**EXERCISE MATERIAL:**
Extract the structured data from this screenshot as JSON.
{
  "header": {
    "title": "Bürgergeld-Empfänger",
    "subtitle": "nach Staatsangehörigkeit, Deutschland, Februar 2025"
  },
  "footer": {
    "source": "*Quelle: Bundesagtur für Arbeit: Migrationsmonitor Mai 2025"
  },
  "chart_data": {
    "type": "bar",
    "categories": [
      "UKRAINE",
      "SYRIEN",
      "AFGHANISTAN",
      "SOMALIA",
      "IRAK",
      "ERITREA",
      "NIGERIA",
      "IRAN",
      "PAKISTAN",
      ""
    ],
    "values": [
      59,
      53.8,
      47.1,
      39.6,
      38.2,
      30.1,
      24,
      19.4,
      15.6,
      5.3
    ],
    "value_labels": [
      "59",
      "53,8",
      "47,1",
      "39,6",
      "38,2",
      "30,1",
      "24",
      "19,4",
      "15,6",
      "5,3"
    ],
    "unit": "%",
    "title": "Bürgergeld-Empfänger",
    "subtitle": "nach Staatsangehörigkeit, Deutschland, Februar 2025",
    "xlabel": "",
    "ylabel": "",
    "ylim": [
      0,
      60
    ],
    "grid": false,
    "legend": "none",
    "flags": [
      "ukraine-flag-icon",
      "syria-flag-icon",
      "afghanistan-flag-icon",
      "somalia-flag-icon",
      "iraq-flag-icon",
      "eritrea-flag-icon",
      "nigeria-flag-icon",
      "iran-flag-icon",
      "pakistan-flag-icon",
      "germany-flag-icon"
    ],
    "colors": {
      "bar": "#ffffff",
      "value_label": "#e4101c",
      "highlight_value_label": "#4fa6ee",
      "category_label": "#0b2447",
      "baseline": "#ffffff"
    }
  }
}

**EXERCISE:** Return all lines of the material above in which the word "Staatsangehörigkeit" occurs.

**ANSWER FOR THE TASK:**
    "subtitle": "nach Staatsangehörigkeit, Deutschland, Februar 2025"
    "subtitle": "nach Staatsangehörigkeit, Deutschland, Februar 2025",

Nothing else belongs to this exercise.